— start —

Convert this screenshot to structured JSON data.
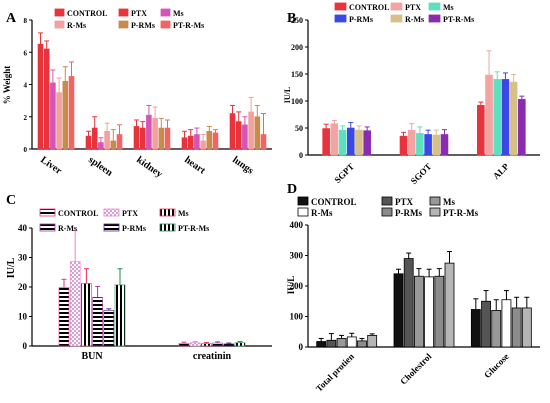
{
  "chart_data": [
    {
      "panel": "A",
      "type": "bar",
      "ylabel": "% Weight",
      "ylim": [
        0,
        8
      ],
      "yticks": [
        0,
        2,
        4,
        6,
        8
      ],
      "categories": [
        "Liver",
        "spleen",
        "kidney",
        "heart",
        "lungs"
      ],
      "series": [
        {
          "name": "CONTROL",
          "color": "#e8323c",
          "values": [
            6.5,
            0.8,
            1.4,
            0.7,
            2.2
          ],
          "errors": [
            0.7,
            0.3,
            0.4,
            0.4,
            0.5
          ]
        },
        {
          "name": "PTX",
          "color": "#e8323c",
          "values": [
            6.2,
            1.3,
            1.3,
            0.8,
            1.7
          ],
          "errors": [
            0.5,
            0.7,
            0.4,
            0.4,
            0.6
          ]
        },
        {
          "name": "Ms",
          "color": "#d455b8",
          "values": [
            4.1,
            0.4,
            2.1,
            0.9,
            1.5
          ],
          "errors": [
            0.8,
            0.3,
            0.6,
            0.4,
            0.5
          ]
        },
        {
          "name": "R-Ms",
          "color": "#f2a19f",
          "values": [
            3.5,
            1.1,
            1.9,
            0.5,
            2.3
          ],
          "errors": [
            0.9,
            0.5,
            0.7,
            0.4,
            0.9
          ]
        },
        {
          "name": "P-RMs",
          "color": "#c98a4d",
          "values": [
            4.2,
            0.5,
            1.3,
            1.1,
            2.0
          ],
          "errors": [
            0.9,
            0.7,
            0.6,
            0.3,
            0.7
          ]
        },
        {
          "name": "PT-R-Ms",
          "color": "#f06464",
          "values": [
            4.5,
            0.9,
            1.3,
            1.0,
            0.9
          ],
          "errors": [
            0.9,
            0.6,
            0.5,
            0.2,
            1.3
          ]
        }
      ]
    },
    {
      "panel": "B",
      "type": "bar",
      "ylabel": "IU/L",
      "ylim": [
        0,
        250
      ],
      "yticks": [
        0,
        50,
        100,
        150,
        200,
        250
      ],
      "categories": [
        "SGPT",
        "SGOT",
        "ALP"
      ],
      "series": [
        {
          "name": "CONTROL",
          "color": "#e8323c",
          "values": [
            49,
            35,
            92
          ],
          "errors": [
            8,
            7,
            6
          ]
        },
        {
          "name": "PTX",
          "color": "#f4a3a3",
          "values": [
            58,
            46,
            148
          ],
          "errors": [
            6,
            12,
            45
          ]
        },
        {
          "name": "Ms",
          "color": "#5ee0c0",
          "values": [
            46,
            40,
            140
          ],
          "errors": [
            8,
            12,
            14
          ]
        },
        {
          "name": "P-RMs",
          "color": "#3c48e6",
          "values": [
            50,
            38,
            140
          ],
          "errors": [
            10,
            8,
            12
          ]
        },
        {
          "name": "R-Ms",
          "color": "#d8c08a",
          "values": [
            46,
            37,
            135
          ],
          "errors": [
            8,
            9,
            14
          ]
        },
        {
          "name": "PT-R-Ms",
          "color": "#8a2cb0",
          "values": [
            45,
            38,
            103
          ],
          "errors": [
            7,
            9,
            6
          ]
        }
      ]
    },
    {
      "panel": "C",
      "type": "bar",
      "ylabel": "IU/L",
      "ylim": [
        0,
        40
      ],
      "yticks": [
        0,
        10,
        20,
        30,
        40
      ],
      "categories": [
        "BUN",
        "creatinin"
      ],
      "series": [
        {
          "name": "CONTROL",
          "color": "#e8328f",
          "values": [
            19.8,
            0.9
          ],
          "errors": [
            2.8,
            0.4
          ]
        },
        {
          "name": "PTX",
          "color": "#f080d0",
          "values": [
            28.6,
            1.1
          ],
          "errors": [
            10.5,
            0.4
          ]
        },
        {
          "name": "Ms",
          "color": "#e83256",
          "values": [
            21.2,
            0.8
          ],
          "errors": [
            5.0,
            0.4
          ]
        },
        {
          "name": "R-Ms",
          "color": "#a0409c",
          "values": [
            16.5,
            1.0
          ],
          "errors": [
            3.7,
            0.4
          ]
        },
        {
          "name": "P-RMs",
          "color": "#5a2a8a",
          "values": [
            12.1,
            0.7
          ],
          "errors": [
            0.5,
            0.3
          ]
        },
        {
          "name": "PT-R-Ms",
          "color": "#2a8a5a",
          "values": [
            20.7,
            1.1
          ],
          "errors": [
            5.5,
            0.4
          ]
        }
      ]
    },
    {
      "panel": "D",
      "type": "bar",
      "ylabel": "IU/L",
      "ylim": [
        0,
        400
      ],
      "yticks": [
        0,
        100,
        200,
        300,
        400
      ],
      "categories": [
        "Total protien",
        "Cholestrol",
        "Glucose"
      ],
      "series": [
        {
          "name": "CONTROL",
          "color": "#111111",
          "values": [
            18,
            240,
            123
          ],
          "errors": [
            10,
            15,
            35
          ]
        },
        {
          "name": "PTX",
          "color": "#555555",
          "values": [
            22,
            290,
            150
          ],
          "errors": [
            22,
            18,
            35
          ]
        },
        {
          "name": "Ms",
          "color": "#999999",
          "values": [
            28,
            232,
            120
          ],
          "errors": [
            10,
            25,
            35
          ]
        },
        {
          "name": "R-Ms",
          "color": "#ffffff",
          "values": [
            33,
            230,
            155
          ],
          "errors": [
            12,
            25,
            30
          ]
        },
        {
          "name": "P-RMs",
          "color": "#8c8c8c",
          "values": [
            20,
            232,
            128
          ],
          "errors": [
            8,
            25,
            35
          ]
        },
        {
          "name": "PT-R-Ms",
          "color": "#b5b5b5",
          "values": [
            38,
            275,
            128
          ],
          "errors": [
            5,
            38,
            35
          ]
        }
      ]
    }
  ],
  "labels": {
    "A": "A",
    "B": "B",
    "C": "C",
    "D": "D"
  }
}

— end —

--- WHAT IS REQUIRED ---
Quote every line of the records above exactly; no picture is to be copied.

--- CORRECT RESULT ---
Convert this screenshot to structured JSON data.
{
  "chart_data": [
    {
      "panel": "A",
      "type": "bar",
      "ylabel": "% Weight",
      "ylim": [
        0,
        8
      ],
      "yticks": [
        0,
        2,
        4,
        6,
        8
      ],
      "categories": [
        "Liver",
        "spleen",
        "kidney",
        "heart",
        "lungs"
      ],
      "series": [
        {
          "name": "CONTROL",
          "color": "#e8323c",
          "values": [
            6.5,
            0.8,
            1.4,
            0.7,
            2.2
          ],
          "errors": [
            0.7,
            0.3,
            0.4,
            0.4,
            0.5
          ]
        },
        {
          "name": "PTX",
          "color": "#e8323c",
          "values": [
            6.2,
            1.3,
            1.3,
            0.8,
            1.7
          ],
          "errors": [
            0.5,
            0.7,
            0.4,
            0.4,
            0.6
          ]
        },
        {
          "name": "Ms",
          "color": "#d455b8",
          "values": [
            4.1,
            0.4,
            2.1,
            0.9,
            1.5
          ],
          "errors": [
            0.8,
            0.3,
            0.6,
            0.4,
            0.5
          ]
        },
        {
          "name": "R-Ms",
          "color": "#f2a19f",
          "values": [
            3.5,
            1.1,
            1.9,
            0.5,
            2.3
          ],
          "errors": [
            0.9,
            0.5,
            0.7,
            0.4,
            0.9
          ]
        },
        {
          "name": "P-RMs",
          "color": "#c98a4d",
          "values": [
            4.2,
            0.5,
            1.3,
            1.1,
            2.0
          ],
          "errors": [
            0.9,
            0.7,
            0.6,
            0.3,
            0.7
          ]
        },
        {
          "name": "PT-R-Ms",
          "color": "#f06464",
          "values": [
            4.5,
            0.9,
            1.3,
            1.0,
            0.9
          ],
          "errors": [
            0.9,
            0.6,
            0.5,
            0.2,
            1.3
          ]
        }
      ]
    },
    {
      "panel": "B",
      "type": "bar",
      "ylabel": "IU/L",
      "ylim": [
        0,
        250
      ],
      "yticks": [
        0,
        50,
        100,
        150,
        200,
        250
      ],
      "categories": [
        "SGPT",
        "SGOT",
        "ALP"
      ],
      "series": [
        {
          "name": "CONTROL",
          "color": "#e8323c",
          "values": [
            49,
            35,
            92
          ],
          "errors": [
            8,
            7,
            6
          ]
        },
        {
          "name": "PTX",
          "color": "#f4a3a3",
          "values": [
            58,
            46,
            148
          ],
          "errors": [
            6,
            12,
            45
          ]
        },
        {
          "name": "Ms",
          "color": "#5ee0c0",
          "values": [
            46,
            40,
            140
          ],
          "errors": [
            8,
            12,
            14
          ]
        },
        {
          "name": "P-RMs",
          "color": "#3c48e6",
          "values": [
            50,
            38,
            140
          ],
          "errors": [
            10,
            8,
            12
          ]
        },
        {
          "name": "R-Ms",
          "color": "#d8c08a",
          "values": [
            46,
            37,
            135
          ],
          "errors": [
            8,
            9,
            14
          ]
        },
        {
          "name": "PT-R-Ms",
          "color": "#8a2cb0",
          "values": [
            45,
            38,
            103
          ],
          "errors": [
            7,
            9,
            6
          ]
        }
      ]
    },
    {
      "panel": "C",
      "type": "bar",
      "ylabel": "IU/L",
      "ylim": [
        0,
        40
      ],
      "yticks": [
        0,
        10,
        20,
        30,
        40
      ],
      "categories": [
        "BUN",
        "creatinin"
      ],
      "series": [
        {
          "name": "CONTROL",
          "color": "#e8328f",
          "values": [
            19.8,
            0.9
          ],
          "errors": [
            2.8,
            0.4
          ]
        },
        {
          "name": "PTX",
          "color": "#f080d0",
          "values": [
            28.6,
            1.1
          ],
          "errors": [
            10.5,
            0.4
          ]
        },
        {
          "name": "Ms",
          "color": "#e83256",
          "values": [
            21.2,
            0.8
          ],
          "errors": [
            5.0,
            0.4
          ]
        },
        {
          "name": "R-Ms",
          "color": "#a0409c",
          "values": [
            16.5,
            1.0
          ],
          "errors": [
            3.7,
            0.4
          ]
        },
        {
          "name": "P-RMs",
          "color": "#5a2a8a",
          "values": [
            12.1,
            0.7
          ],
          "errors": [
            0.5,
            0.3
          ]
        },
        {
          "name": "PT-R-Ms",
          "color": "#2a8a5a",
          "values": [
            20.7,
            1.1
          ],
          "errors": [
            5.5,
            0.4
          ]
        }
      ]
    },
    {
      "panel": "D",
      "type": "bar",
      "ylabel": "IU/L",
      "ylim": [
        0,
        400
      ],
      "yticks": [
        0,
        100,
        200,
        300,
        400
      ],
      "categories": [
        "Total protien",
        "Cholestrol",
        "Glucose"
      ],
      "series": [
        {
          "name": "CONTROL",
          "color": "#111111",
          "values": [
            18,
            240,
            123
          ],
          "errors": [
            10,
            15,
            35
          ]
        },
        {
          "name": "PTX",
          "color": "#555555",
          "values": [
            22,
            290,
            150
          ],
          "errors": [
            22,
            18,
            35
          ]
        },
        {
          "name": "Ms",
          "color": "#999999",
          "values": [
            28,
            232,
            120
          ],
          "errors": [
            10,
            25,
            35
          ]
        },
        {
          "name": "R-Ms",
          "color": "#ffffff",
          "values": [
            33,
            230,
            155
          ],
          "errors": [
            12,
            25,
            30
          ]
        },
        {
          "name": "P-RMs",
          "color": "#8c8c8c",
          "values": [
            20,
            232,
            128
          ],
          "errors": [
            8,
            25,
            35
          ]
        },
        {
          "name": "PT-R-Ms",
          "color": "#b5b5b5",
          "values": [
            38,
            275,
            128
          ],
          "errors": [
            5,
            38,
            35
          ]
        }
      ]
    }
  ],
  "labels": {
    "A": "A",
    "B": "B",
    "C": "C",
    "D": "D"
  }
}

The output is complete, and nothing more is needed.